— begin RECORDS SHOWN —
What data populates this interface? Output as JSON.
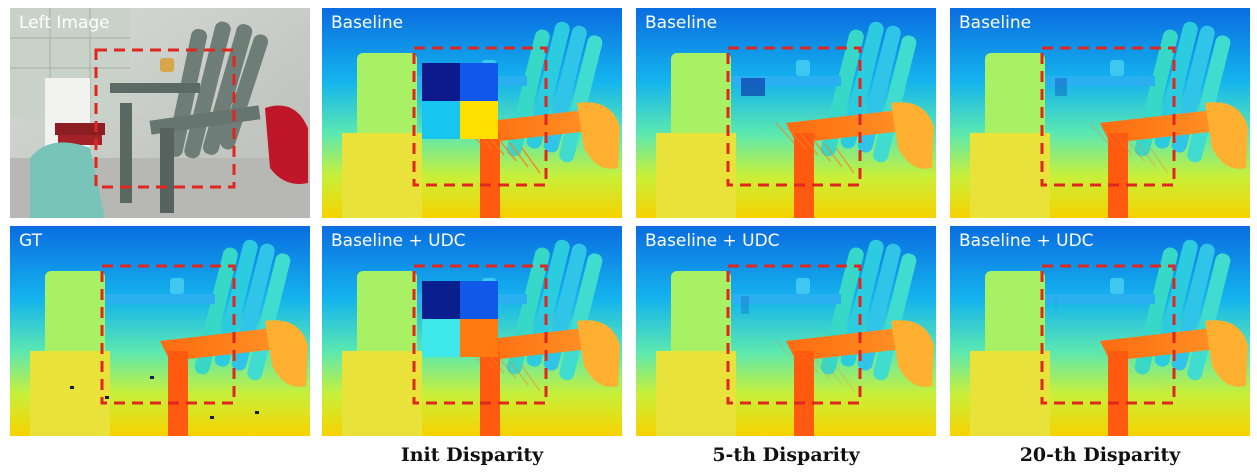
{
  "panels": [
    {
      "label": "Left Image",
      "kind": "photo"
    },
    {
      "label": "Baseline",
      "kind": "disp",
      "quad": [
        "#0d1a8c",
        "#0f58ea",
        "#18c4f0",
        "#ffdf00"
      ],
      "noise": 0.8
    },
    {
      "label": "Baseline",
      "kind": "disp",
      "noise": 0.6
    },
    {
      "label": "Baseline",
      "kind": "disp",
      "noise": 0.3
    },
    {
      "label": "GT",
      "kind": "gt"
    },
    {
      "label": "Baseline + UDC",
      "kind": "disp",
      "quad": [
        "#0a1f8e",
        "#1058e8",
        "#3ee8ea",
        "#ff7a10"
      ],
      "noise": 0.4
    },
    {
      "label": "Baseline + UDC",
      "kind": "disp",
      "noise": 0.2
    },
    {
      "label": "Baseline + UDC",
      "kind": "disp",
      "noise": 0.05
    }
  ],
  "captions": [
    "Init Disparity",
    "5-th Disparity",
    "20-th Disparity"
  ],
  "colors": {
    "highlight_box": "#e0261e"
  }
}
— end RECORDS SHOWN —
> **TASK**
Write out the full set of lines verbatim, without the pictures.

> **RESULT OF THE EXERCISE**
What data populates this interface? Output as JSON.
{
  "panels": [
    {
      "label": "Left Image",
      "kind": "photo"
    },
    {
      "label": "Baseline",
      "kind": "disp",
      "quad": [
        "#0d1a8c",
        "#0f58ea",
        "#18c4f0",
        "#ffdf00"
      ],
      "noise": 0.8
    },
    {
      "label": "Baseline",
      "kind": "disp",
      "noise": 0.6
    },
    {
      "label": "Baseline",
      "kind": "disp",
      "noise": 0.3
    },
    {
      "label": "GT",
      "kind": "gt"
    },
    {
      "label": "Baseline + UDC",
      "kind": "disp",
      "quad": [
        "#0a1f8e",
        "#1058e8",
        "#3ee8ea",
        "#ff7a10"
      ],
      "noise": 0.4
    },
    {
      "label": "Baseline + UDC",
      "kind": "disp",
      "noise": 0.2
    },
    {
      "label": "Baseline + UDC",
      "kind": "disp",
      "noise": 0.05
    }
  ],
  "captions": [
    "Init Disparity",
    "5-th Disparity",
    "20-th Disparity"
  ],
  "colors": {
    "highlight_box": "#e0261e"
  }
}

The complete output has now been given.